╔══

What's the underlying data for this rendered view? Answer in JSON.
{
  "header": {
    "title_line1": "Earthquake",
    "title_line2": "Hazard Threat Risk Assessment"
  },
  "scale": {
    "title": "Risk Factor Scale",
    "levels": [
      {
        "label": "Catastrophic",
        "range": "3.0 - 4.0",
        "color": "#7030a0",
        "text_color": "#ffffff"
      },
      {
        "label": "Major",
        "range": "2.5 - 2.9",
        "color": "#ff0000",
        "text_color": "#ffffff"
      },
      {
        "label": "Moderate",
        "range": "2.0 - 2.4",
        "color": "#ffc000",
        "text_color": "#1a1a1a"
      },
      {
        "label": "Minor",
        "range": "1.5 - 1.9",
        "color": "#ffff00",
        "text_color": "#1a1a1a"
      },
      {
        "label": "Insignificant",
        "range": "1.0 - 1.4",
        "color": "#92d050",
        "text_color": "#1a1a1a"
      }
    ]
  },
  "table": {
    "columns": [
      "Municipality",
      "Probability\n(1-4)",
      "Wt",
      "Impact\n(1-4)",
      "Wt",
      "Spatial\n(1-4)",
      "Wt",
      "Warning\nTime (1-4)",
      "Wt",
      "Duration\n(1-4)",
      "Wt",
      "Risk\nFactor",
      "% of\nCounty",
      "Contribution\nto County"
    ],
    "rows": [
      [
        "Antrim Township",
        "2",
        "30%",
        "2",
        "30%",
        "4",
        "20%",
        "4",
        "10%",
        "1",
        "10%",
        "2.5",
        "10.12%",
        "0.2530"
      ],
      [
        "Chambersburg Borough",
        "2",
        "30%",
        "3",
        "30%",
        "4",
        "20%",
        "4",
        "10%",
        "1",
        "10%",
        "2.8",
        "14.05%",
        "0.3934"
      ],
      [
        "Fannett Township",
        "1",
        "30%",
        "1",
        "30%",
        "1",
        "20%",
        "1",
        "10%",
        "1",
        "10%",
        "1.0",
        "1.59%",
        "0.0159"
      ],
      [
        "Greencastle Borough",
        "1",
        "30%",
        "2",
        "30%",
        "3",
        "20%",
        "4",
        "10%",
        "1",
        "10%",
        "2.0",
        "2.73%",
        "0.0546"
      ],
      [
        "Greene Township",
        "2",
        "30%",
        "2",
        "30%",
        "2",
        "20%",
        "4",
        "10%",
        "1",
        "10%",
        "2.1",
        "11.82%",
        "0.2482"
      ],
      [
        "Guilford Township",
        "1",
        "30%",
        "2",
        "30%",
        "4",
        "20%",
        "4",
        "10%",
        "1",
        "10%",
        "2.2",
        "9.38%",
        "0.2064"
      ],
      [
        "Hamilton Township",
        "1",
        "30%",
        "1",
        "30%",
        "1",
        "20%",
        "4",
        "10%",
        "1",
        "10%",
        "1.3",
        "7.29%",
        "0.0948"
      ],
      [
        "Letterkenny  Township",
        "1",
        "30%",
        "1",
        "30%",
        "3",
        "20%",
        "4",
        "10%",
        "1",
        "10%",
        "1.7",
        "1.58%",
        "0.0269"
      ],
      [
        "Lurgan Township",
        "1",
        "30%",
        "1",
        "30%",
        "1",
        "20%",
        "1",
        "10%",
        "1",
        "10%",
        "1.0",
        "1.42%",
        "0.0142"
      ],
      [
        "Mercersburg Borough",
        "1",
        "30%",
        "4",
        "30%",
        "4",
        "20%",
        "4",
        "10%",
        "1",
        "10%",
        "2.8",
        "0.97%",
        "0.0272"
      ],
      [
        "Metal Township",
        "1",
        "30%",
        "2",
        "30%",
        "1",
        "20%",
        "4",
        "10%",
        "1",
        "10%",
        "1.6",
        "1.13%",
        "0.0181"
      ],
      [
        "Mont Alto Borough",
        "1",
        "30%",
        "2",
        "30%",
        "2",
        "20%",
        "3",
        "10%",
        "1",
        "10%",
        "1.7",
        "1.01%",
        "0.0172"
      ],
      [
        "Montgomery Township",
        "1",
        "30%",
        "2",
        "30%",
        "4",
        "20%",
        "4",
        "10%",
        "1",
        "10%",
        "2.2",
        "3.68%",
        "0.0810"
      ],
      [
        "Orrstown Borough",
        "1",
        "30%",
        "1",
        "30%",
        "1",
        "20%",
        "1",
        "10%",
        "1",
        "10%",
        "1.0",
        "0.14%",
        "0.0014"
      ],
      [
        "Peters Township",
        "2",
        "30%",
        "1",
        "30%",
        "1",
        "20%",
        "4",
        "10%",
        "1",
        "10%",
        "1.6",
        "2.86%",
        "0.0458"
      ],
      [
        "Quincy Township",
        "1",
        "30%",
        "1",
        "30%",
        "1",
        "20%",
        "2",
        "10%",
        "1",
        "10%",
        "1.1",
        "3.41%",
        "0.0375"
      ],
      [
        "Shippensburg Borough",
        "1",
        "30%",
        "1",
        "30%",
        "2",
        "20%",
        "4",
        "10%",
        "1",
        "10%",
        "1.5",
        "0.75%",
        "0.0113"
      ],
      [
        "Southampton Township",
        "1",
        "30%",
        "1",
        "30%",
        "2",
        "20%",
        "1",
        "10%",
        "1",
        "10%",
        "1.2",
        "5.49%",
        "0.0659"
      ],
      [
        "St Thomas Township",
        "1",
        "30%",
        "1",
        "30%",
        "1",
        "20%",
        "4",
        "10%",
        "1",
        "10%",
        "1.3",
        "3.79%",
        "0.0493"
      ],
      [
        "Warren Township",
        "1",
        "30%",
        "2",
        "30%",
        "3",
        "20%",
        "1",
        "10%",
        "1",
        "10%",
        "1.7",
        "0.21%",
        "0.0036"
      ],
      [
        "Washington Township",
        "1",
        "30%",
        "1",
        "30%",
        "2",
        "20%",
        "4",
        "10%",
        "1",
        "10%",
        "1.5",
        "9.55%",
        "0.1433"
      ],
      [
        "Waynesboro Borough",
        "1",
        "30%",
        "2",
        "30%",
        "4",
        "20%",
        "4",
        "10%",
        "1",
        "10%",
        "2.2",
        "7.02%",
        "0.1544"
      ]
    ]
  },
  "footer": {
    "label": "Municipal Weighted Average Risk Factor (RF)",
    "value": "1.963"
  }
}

╚══

### TASK REQUIREMENTS:
Print out every entry, keeping each one exact.

### REPLY:
What's the underlying data for this rendered view? Answer in JSON.
{
  "header": {
    "title_line1": "Earthquake",
    "title_line2": "Hazard Threat Risk Assessment"
  },
  "scale": {
    "title": "Risk Factor Scale",
    "levels": [
      {
        "label": "Catastrophic",
        "range": "3.0 - 4.0",
        "color": "#7030a0",
        "text_color": "#ffffff"
      },
      {
        "label": "Major",
        "range": "2.5 - 2.9",
        "color": "#ff0000",
        "text_color": "#ffffff"
      },
      {
        "label": "Moderate",
        "range": "2.0 - 2.4",
        "color": "#ffc000",
        "text_color": "#1a1a1a"
      },
      {
        "label": "Minor",
        "range": "1.5 - 1.9",
        "color": "#ffff00",
        "text_color": "#1a1a1a"
      },
      {
        "label": "Insignificant",
        "range": "1.0 - 1.4",
        "color": "#92d050",
        "text_color": "#1a1a1a"
      }
    ]
  },
  "table": {
    "columns": [
      "Municipality",
      "Probability\n(1-4)",
      "Wt",
      "Impact\n(1-4)",
      "Wt",
      "Spatial\n(1-4)",
      "Wt",
      "Warning\nTime (1-4)",
      "Wt",
      "Duration\n(1-4)",
      "Wt",
      "Risk\nFactor",
      "% of\nCounty",
      "Contribution\nto County"
    ],
    "rows": [
      [
        "Antrim Township",
        "2",
        "30%",
        "2",
        "30%",
        "4",
        "20%",
        "4",
        "10%",
        "1",
        "10%",
        "2.5",
        "10.12%",
        "0.2530"
      ],
      [
        "Chambersburg Borough",
        "2",
        "30%",
        "3",
        "30%",
        "4",
        "20%",
        "4",
        "10%",
        "1",
        "10%",
        "2.8",
        "14.05%",
        "0.3934"
      ],
      [
        "Fannett Township",
        "1",
        "30%",
        "1",
        "30%",
        "1",
        "20%",
        "1",
        "10%",
        "1",
        "10%",
        "1.0",
        "1.59%",
        "0.0159"
      ],
      [
        "Greencastle Borough",
        "1",
        "30%",
        "2",
        "30%",
        "3",
        "20%",
        "4",
        "10%",
        "1",
        "10%",
        "2.0",
        "2.73%",
        "0.0546"
      ],
      [
        "Greene Township",
        "2",
        "30%",
        "2",
        "30%",
        "2",
        "20%",
        "4",
        "10%",
        "1",
        "10%",
        "2.1",
        "11.82%",
        "0.2482"
      ],
      [
        "Guilford Township",
        "1",
        "30%",
        "2",
        "30%",
        "4",
        "20%",
        "4",
        "10%",
        "1",
        "10%",
        "2.2",
        "9.38%",
        "0.2064"
      ],
      [
        "Hamilton Township",
        "1",
        "30%",
        "1",
        "30%",
        "1",
        "20%",
        "4",
        "10%",
        "1",
        "10%",
        "1.3",
        "7.29%",
        "0.0948"
      ],
      [
        "Letterkenny  Township",
        "1",
        "30%",
        "1",
        "30%",
        "3",
        "20%",
        "4",
        "10%",
        "1",
        "10%",
        "1.7",
        "1.58%",
        "0.0269"
      ],
      [
        "Lurgan Township",
        "1",
        "30%",
        "1",
        "30%",
        "1",
        "20%",
        "1",
        "10%",
        "1",
        "10%",
        "1.0",
        "1.42%",
        "0.0142"
      ],
      [
        "Mercersburg Borough",
        "1",
        "30%",
        "4",
        "30%",
        "4",
        "20%",
        "4",
        "10%",
        "1",
        "10%",
        "2.8",
        "0.97%",
        "0.0272"
      ],
      [
        "Metal Township",
        "1",
        "30%",
        "2",
        "30%",
        "1",
        "20%",
        "4",
        "10%",
        "1",
        "10%",
        "1.6",
        "1.13%",
        "0.0181"
      ],
      [
        "Mont Alto Borough",
        "1",
        "30%",
        "2",
        "30%",
        "2",
        "20%",
        "3",
        "10%",
        "1",
        "10%",
        "1.7",
        "1.01%",
        "0.0172"
      ],
      [
        "Montgomery Township",
        "1",
        "30%",
        "2",
        "30%",
        "4",
        "20%",
        "4",
        "10%",
        "1",
        "10%",
        "2.2",
        "3.68%",
        "0.0810"
      ],
      [
        "Orrstown Borough",
        "1",
        "30%",
        "1",
        "30%",
        "1",
        "20%",
        "1",
        "10%",
        "1",
        "10%",
        "1.0",
        "0.14%",
        "0.0014"
      ],
      [
        "Peters Township",
        "2",
        "30%",
        "1",
        "30%",
        "1",
        "20%",
        "4",
        "10%",
        "1",
        "10%",
        "1.6",
        "2.86%",
        "0.0458"
      ],
      [
        "Quincy Township",
        "1",
        "30%",
        "1",
        "30%",
        "1",
        "20%",
        "2",
        "10%",
        "1",
        "10%",
        "1.1",
        "3.41%",
        "0.0375"
      ],
      [
        "Shippensburg Borough",
        "1",
        "30%",
        "1",
        "30%",
        "2",
        "20%",
        "4",
        "10%",
        "1",
        "10%",
        "1.5",
        "0.75%",
        "0.0113"
      ],
      [
        "Southampton Township",
        "1",
        "30%",
        "1",
        "30%",
        "2",
        "20%",
        "1",
        "10%",
        "1",
        "10%",
        "1.2",
        "5.49%",
        "0.0659"
      ],
      [
        "St Thomas Township",
        "1",
        "30%",
        "1",
        "30%",
        "1",
        "20%",
        "4",
        "10%",
        "1",
        "10%",
        "1.3",
        "3.79%",
        "0.0493"
      ],
      [
        "Warren Township",
        "1",
        "30%",
        "2",
        "30%",
        "3",
        "20%",
        "1",
        "10%",
        "1",
        "10%",
        "1.7",
        "0.21%",
        "0.0036"
      ],
      [
        "Washington Township",
        "1",
        "30%",
        "1",
        "30%",
        "2",
        "20%",
        "4",
        "10%",
        "1",
        "10%",
        "1.5",
        "9.55%",
        "0.1433"
      ],
      [
        "Waynesboro Borough",
        "1",
        "30%",
        "2",
        "30%",
        "4",
        "20%",
        "4",
        "10%",
        "1",
        "10%",
        "2.2",
        "7.02%",
        "0.1544"
      ]
    ]
  },
  "footer": {
    "label": "Municipal Weighted Average Risk Factor (RF)",
    "value": "1.963"
  }
}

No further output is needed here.